» **Do this**
From the listing below, copy every line with the word "high".

= = =

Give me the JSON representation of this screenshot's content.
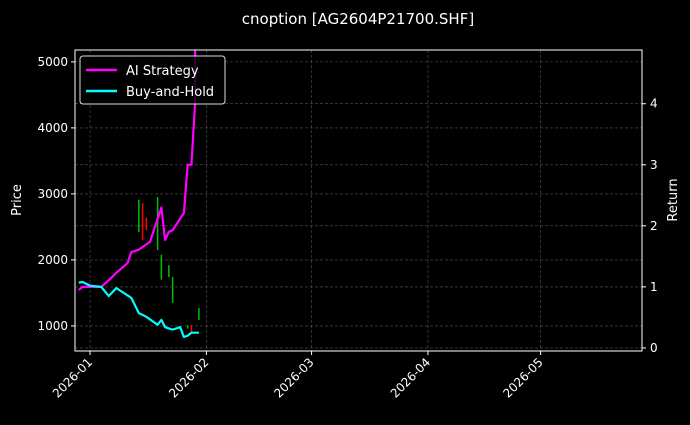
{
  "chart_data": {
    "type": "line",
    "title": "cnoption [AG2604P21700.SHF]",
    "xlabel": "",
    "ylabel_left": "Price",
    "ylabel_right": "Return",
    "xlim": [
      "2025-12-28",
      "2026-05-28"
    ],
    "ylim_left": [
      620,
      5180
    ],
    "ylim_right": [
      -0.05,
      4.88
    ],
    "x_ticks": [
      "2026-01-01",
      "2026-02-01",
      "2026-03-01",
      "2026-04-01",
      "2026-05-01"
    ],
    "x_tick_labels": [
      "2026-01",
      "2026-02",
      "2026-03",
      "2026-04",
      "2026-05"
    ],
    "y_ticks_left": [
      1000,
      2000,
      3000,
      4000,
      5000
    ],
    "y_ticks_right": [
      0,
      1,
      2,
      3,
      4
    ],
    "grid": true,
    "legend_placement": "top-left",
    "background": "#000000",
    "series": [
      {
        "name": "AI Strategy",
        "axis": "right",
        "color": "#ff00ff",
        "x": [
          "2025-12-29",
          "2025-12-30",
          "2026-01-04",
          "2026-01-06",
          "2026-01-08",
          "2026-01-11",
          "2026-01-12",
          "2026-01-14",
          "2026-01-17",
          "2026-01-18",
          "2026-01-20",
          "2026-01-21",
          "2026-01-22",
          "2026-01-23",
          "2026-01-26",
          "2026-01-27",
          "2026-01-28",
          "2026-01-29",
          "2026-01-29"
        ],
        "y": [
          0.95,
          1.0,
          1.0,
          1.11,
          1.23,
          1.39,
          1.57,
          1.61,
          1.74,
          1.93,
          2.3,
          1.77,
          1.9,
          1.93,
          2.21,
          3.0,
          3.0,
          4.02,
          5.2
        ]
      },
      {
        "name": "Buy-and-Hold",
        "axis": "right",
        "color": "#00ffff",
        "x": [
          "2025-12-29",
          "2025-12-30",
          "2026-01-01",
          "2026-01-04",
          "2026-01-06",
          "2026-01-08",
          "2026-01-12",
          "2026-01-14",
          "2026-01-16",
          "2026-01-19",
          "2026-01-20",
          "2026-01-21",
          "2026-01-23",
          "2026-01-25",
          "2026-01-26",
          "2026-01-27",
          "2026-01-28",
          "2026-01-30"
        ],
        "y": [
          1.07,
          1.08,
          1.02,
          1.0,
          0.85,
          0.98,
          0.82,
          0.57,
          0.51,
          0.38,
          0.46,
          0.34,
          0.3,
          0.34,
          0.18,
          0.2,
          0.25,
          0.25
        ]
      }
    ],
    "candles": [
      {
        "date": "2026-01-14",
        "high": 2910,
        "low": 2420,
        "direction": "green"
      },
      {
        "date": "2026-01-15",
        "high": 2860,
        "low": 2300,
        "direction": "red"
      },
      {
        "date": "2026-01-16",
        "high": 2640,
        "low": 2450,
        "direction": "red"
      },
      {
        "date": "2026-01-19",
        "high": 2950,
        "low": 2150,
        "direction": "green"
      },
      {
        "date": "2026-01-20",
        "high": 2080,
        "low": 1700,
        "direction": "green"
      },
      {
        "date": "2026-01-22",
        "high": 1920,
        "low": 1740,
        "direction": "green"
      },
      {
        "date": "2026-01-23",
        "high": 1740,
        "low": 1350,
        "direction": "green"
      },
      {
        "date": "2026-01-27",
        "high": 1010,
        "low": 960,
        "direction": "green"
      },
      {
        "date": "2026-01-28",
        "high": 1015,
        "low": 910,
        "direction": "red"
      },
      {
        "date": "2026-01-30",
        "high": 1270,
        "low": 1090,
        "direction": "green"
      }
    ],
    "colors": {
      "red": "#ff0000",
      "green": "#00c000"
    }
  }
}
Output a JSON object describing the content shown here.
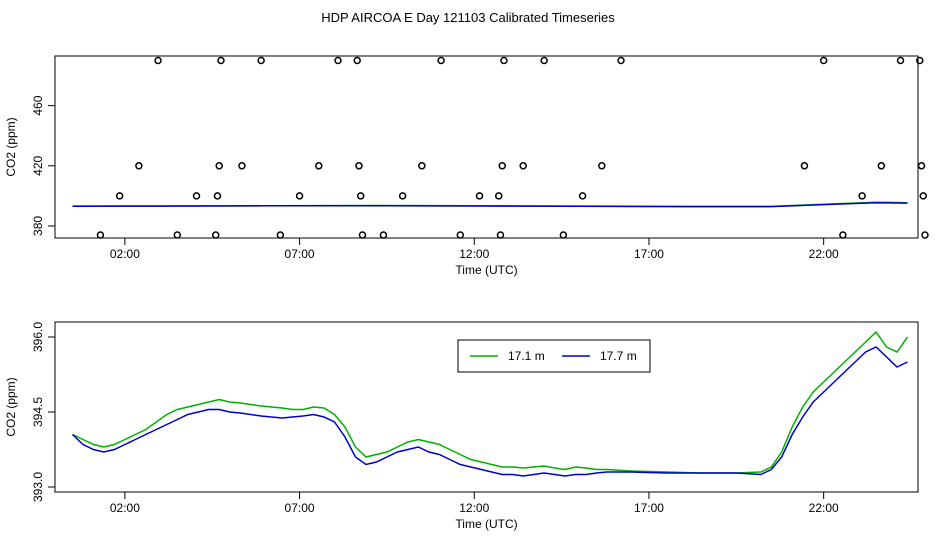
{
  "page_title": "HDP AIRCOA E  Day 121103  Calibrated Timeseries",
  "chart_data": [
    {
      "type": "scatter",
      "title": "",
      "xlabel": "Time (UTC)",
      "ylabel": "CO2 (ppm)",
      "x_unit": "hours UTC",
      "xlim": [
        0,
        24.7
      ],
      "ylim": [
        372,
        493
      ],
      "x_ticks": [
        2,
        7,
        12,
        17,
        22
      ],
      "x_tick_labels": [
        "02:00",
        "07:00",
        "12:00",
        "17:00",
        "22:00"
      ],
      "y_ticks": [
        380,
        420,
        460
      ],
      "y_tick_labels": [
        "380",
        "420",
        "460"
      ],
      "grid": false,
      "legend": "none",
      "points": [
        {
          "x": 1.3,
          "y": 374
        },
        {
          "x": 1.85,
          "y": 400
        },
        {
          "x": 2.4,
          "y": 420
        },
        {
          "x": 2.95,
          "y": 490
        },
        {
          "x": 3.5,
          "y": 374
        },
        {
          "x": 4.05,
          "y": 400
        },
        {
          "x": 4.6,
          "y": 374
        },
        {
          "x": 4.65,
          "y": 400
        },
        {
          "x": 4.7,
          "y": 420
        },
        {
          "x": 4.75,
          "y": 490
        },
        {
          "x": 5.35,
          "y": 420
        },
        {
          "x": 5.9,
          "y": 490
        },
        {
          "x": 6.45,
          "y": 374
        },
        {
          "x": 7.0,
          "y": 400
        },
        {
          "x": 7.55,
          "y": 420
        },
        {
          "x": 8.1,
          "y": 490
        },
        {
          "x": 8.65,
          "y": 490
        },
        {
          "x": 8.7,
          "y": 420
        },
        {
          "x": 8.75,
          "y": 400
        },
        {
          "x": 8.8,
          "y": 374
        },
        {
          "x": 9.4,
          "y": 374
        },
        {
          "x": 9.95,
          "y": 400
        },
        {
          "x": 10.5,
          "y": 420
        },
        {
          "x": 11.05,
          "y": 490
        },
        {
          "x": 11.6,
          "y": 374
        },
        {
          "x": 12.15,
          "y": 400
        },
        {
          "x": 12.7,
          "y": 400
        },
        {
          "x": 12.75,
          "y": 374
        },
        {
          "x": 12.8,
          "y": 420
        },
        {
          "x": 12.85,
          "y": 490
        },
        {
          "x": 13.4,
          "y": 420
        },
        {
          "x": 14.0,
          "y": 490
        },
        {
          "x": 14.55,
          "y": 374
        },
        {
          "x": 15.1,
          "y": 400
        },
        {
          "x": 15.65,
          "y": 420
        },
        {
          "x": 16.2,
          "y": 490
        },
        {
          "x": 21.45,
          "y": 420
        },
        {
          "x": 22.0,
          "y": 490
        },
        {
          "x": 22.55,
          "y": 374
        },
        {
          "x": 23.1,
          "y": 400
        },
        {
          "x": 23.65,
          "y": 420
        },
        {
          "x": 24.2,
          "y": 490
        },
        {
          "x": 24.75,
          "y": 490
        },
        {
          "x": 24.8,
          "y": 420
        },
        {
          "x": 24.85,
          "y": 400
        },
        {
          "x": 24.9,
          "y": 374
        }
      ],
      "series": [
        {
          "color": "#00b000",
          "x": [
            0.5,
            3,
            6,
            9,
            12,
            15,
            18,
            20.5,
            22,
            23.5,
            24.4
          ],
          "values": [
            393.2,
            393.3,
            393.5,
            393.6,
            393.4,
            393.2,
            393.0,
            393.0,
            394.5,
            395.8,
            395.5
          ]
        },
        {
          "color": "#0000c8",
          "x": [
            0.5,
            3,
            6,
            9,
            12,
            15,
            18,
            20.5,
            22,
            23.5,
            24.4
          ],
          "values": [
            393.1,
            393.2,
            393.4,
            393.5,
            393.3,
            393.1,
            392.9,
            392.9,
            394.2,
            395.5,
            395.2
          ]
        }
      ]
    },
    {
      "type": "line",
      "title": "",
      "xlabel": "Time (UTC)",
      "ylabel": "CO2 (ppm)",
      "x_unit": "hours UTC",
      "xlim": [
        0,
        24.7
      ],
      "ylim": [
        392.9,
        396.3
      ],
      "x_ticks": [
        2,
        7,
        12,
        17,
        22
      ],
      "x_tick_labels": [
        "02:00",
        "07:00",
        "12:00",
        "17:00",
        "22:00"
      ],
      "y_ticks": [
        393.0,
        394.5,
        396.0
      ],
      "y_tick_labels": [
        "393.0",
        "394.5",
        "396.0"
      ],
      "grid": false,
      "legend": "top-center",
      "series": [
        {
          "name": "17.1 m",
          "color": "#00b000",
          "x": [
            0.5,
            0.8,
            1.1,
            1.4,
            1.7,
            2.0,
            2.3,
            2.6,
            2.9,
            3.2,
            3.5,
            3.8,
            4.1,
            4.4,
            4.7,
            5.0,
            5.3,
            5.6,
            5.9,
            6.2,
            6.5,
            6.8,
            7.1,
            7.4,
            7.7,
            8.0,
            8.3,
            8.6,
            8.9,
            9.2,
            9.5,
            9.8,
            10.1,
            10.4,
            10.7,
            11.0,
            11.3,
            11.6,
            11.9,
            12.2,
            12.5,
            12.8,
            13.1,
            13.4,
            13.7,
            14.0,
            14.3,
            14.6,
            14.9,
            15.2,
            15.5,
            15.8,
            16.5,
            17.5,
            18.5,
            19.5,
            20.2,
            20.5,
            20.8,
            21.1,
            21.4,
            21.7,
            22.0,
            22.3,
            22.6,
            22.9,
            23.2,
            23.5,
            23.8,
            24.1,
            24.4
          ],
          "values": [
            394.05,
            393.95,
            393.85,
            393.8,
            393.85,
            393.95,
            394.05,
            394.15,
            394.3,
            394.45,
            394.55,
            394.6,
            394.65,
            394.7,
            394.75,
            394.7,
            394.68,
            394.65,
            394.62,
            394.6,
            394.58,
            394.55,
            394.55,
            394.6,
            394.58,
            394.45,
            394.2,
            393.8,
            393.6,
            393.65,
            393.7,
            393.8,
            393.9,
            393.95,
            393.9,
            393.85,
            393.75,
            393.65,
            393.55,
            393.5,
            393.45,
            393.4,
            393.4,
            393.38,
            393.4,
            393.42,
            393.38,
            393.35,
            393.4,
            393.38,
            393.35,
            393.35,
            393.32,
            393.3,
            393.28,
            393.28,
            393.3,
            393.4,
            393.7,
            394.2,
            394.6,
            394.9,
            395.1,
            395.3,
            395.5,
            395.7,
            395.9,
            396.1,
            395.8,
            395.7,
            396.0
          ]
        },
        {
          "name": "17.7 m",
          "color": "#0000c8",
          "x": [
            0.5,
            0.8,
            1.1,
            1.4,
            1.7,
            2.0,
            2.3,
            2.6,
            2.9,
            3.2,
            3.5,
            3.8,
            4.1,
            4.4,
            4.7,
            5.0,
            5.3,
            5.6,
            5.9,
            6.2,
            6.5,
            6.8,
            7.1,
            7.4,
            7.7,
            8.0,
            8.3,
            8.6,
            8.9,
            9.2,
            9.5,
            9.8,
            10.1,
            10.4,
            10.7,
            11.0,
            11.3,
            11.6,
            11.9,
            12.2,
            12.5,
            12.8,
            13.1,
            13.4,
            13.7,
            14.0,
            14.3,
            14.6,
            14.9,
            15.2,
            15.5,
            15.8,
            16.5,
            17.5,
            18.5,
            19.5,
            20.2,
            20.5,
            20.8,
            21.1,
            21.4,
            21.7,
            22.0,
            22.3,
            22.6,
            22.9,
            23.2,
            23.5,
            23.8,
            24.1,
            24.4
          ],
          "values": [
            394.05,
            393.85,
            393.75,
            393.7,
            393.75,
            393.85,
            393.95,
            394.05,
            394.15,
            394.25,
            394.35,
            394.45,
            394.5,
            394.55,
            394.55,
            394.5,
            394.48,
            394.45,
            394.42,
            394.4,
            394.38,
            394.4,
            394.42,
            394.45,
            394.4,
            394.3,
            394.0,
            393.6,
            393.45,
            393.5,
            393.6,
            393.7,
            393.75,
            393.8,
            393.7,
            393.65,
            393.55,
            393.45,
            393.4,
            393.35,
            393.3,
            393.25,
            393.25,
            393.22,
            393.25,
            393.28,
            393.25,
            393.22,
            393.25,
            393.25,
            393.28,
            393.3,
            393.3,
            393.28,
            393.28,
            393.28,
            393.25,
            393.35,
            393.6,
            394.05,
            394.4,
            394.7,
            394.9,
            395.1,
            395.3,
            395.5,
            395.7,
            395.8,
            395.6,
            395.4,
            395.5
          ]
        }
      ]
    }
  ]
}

= = =

» **The completed task**
        "high": 2910,
        "high": 2860,
        "high": 2640,
        "high": 2950,
        "high": 2080,
        "high": 1920,
        "high": 1740,
        "high": 1010,
        "high": 1015,
        "high": 1270,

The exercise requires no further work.